> [STATED TASK]: Restate the entries word for word, omitting nothing.

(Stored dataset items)
★ ★ ★ ★

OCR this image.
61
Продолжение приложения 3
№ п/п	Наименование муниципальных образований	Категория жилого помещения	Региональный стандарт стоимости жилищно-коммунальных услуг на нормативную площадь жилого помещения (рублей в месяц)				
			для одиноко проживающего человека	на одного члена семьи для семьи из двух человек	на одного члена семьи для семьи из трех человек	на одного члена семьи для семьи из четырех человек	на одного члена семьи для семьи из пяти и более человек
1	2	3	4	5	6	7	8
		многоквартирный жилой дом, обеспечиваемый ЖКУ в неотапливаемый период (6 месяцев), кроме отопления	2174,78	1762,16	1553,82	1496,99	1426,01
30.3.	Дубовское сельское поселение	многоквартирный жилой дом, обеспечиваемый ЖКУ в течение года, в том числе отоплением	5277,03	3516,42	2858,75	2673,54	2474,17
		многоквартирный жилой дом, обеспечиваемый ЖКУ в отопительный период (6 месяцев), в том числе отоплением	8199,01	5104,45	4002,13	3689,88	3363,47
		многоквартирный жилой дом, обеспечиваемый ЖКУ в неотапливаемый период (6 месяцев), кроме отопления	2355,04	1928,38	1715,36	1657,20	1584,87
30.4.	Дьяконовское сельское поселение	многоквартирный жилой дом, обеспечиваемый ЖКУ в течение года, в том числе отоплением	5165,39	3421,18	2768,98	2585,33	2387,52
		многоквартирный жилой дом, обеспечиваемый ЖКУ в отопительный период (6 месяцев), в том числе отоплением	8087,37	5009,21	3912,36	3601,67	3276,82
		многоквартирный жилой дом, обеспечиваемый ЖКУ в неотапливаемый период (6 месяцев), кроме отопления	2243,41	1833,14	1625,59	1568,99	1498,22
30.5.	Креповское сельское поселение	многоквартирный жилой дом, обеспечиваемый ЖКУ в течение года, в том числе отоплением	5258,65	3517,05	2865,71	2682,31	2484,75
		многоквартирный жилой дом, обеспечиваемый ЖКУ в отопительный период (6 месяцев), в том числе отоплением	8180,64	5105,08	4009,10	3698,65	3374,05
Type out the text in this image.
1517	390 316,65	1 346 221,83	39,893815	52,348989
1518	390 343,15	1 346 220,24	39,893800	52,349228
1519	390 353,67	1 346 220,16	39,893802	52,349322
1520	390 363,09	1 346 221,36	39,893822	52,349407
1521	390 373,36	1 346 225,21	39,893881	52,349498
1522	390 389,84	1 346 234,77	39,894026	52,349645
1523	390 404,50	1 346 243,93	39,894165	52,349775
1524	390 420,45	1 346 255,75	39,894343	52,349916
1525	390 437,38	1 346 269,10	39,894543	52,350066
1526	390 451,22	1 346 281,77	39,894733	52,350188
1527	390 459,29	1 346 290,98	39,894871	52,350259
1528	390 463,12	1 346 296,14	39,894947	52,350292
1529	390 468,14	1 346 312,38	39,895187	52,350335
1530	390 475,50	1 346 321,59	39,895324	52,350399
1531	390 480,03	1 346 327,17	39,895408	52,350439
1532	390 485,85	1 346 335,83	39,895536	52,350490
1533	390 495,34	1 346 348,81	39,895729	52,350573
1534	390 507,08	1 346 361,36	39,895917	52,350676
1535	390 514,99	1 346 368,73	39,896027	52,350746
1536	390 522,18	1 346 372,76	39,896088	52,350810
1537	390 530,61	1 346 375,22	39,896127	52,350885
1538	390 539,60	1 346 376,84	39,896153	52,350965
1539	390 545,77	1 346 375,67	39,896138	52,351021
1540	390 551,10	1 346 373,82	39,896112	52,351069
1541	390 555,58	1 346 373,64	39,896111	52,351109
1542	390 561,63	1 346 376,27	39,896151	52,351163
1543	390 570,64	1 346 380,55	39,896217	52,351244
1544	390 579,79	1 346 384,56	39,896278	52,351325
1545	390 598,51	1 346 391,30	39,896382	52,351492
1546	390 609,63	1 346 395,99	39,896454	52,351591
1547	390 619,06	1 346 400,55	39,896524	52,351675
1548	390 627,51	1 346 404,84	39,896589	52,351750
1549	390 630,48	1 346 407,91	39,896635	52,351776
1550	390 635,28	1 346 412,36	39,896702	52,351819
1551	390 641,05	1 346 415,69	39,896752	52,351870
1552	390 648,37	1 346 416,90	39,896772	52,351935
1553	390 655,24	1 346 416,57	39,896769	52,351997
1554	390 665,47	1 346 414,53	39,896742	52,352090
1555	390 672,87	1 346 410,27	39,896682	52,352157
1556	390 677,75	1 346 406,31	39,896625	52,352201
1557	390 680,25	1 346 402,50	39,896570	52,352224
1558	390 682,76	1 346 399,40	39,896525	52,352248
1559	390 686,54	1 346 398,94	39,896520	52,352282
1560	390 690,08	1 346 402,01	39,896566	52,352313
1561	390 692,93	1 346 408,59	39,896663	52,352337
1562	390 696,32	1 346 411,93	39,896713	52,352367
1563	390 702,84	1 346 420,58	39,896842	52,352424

★ ★ ★ ★

> [WRITTEN ANSWER]:
OCR this image.
61
Продолжение приложения 3
№ п/п	Наименование муниципальных образований	Категория жилого помещения	Региональный стандарт стоимости жилищно-коммунальных услуг на нормативную площадь жилого помещения (рублей в месяц)				
			для одиноко проживающего человека	на одного члена семьи для семьи из двух человек	на одного члена семьи для семьи из трех человек	на одного члена семьи для семьи из четырех человек	на одного члена семьи для семьи из пяти и более человек
1	2	3	4	5	6	7	8
		многоквартирный жилой дом, обеспечиваемый ЖКУ в неотапливаемый период (6 месяцев), кроме отопления	2174,78	1762,16	1553,82	1496,99	1426,01
30.3.	Дубовское сельское поселение	многоквартирный жилой дом, обеспечиваемый ЖКУ в течение года, в том числе отоплением	5277,03	3516,42	2858,75	2673,54	2474,17
		многоквартирный жилой дом, обеспечиваемый ЖКУ в отопительный период (6 месяцев), в том числе отоплением	8199,01	5104,45	4002,13	3689,88	3363,47
		многоквартирный жилой дом, обеспечиваемый ЖКУ в неотапливаемый период (6 месяцев), кроме отопления	2355,04	1928,38	1715,36	1657,20	1584,87
30.4.	Дьяконовское сельское поселение	многоквартирный жилой дом, обеспечиваемый ЖКУ в течение года, в том числе отоплением	5165,39	3421,18	2768,98	2585,33	2387,52
		многоквартирный жилой дом, обеспечиваемый ЖКУ в отопительный период (6 месяцев), в том числе отоплением	8087,37	5009,21	3912,36	3601,67	3276,82
		многоквартирный жилой дом, обеспечиваемый ЖКУ в неотапливаемый период (6 месяцев), кроме отопления	2243,41	1833,14	1625,59	1568,99	1498,22
30.5.	Креповское сельское поселение	многоквартирный жилой дом, обеспечиваемый ЖКУ в течение года, в том числе отоплением	5258,65	3517,05	2865,71	2682,31	2484,75
		многоквартирный жилой дом, обеспечиваемый ЖКУ в отопительный период (6 месяцев), в том числе отоплением	8180,64	5105,08	4009,10	3698,65	3374,05
Type out the text in this image.
1517	390 316,65	1 346 221,83	39,893815	52,348989
1518	390 343,15	1 346 220,24	39,893800	52,349228
1519	390 353,67	1 346 220,16	39,893802	52,349322
1520	390 363,09	1 346 221,36	39,893822	52,349407
1521	390 373,36	1 346 225,21	39,893881	52,349498
1522	390 389,84	1 346 234,77	39,894026	52,349645
1523	390 404,50	1 346 243,93	39,894165	52,349775
1524	390 420,45	1 346 255,75	39,894343	52,349916
1525	390 437,38	1 346 269,10	39,894543	52,350066
1526	390 451,22	1 346 281,77	39,894733	52,350188
1527	390 459,29	1 346 290,98	39,894871	52,350259
1528	390 463,12	1 346 296,14	39,894947	52,350292
1529	390 468,14	1 346 312,38	39,895187	52,350335
1530	390 475,50	1 346 321,59	39,895324	52,350399
1531	390 480,03	1 346 327,17	39,895408	52,350439
1532	390 485,85	1 346 335,83	39,895536	52,350490
1533	390 495,34	1 346 348,81	39,895729	52,350573
1534	390 507,08	1 346 361,36	39,895917	52,350676
1535	390 514,99	1 346 368,73	39,896027	52,350746
1536	390 522,18	1 346 372,76	39,896088	52,350810
1537	390 530,61	1 346 375,22	39,896127	52,350885
1538	390 539,60	1 346 376,84	39,896153	52,350965
1539	390 545,77	1 346 375,67	39,896138	52,351021
1540	390 551,10	1 346 373,82	39,896112	52,351069
1541	390 555,58	1 346 373,64	39,896111	52,351109
1542	390 561,63	1 346 376,27	39,896151	52,351163
1543	390 570,64	1 346 380,55	39,896217	52,351244
1544	390 579,79	1 346 384,56	39,896278	52,351325
1545	390 598,51	1 346 391,30	39,896382	52,351492
1546	390 609,63	1 346 395,99	39,896454	52,351591
1547	390 619,06	1 346 400,55	39,896524	52,351675
1548	390 627,51	1 346 404,84	39,896589	52,351750
1549	390 630,48	1 346 407,91	39,896635	52,351776
1550	390 635,28	1 346 412,36	39,896702	52,351819
1551	390 641,05	1 346 415,69	39,896752	52,351870
1552	390 648,37	1 346 416,90	39,896772	52,351935
1553	390 655,24	1 346 416,57	39,896769	52,351997
1554	390 665,47	1 346 414,53	39,896742	52,352090
1555	390 672,87	1 346 410,27	39,896682	52,352157
1556	390 677,75	1 346 406,31	39,896625	52,352201
1557	390 680,25	1 346 402,50	39,896570	52,352224
1558	390 682,76	1 346 399,40	39,896525	52,352248
1559	390 686,54	1 346 398,94	39,896520	52,352282
1560	390 690,08	1 346 402,01	39,896566	52,352313
1561	390 692,93	1 346 408,59	39,896663	52,352337
1562	390 696,32	1 346 411,93	39,896713	52,352367
1563	390 702,84	1 346 420,58	39,896842	52,352424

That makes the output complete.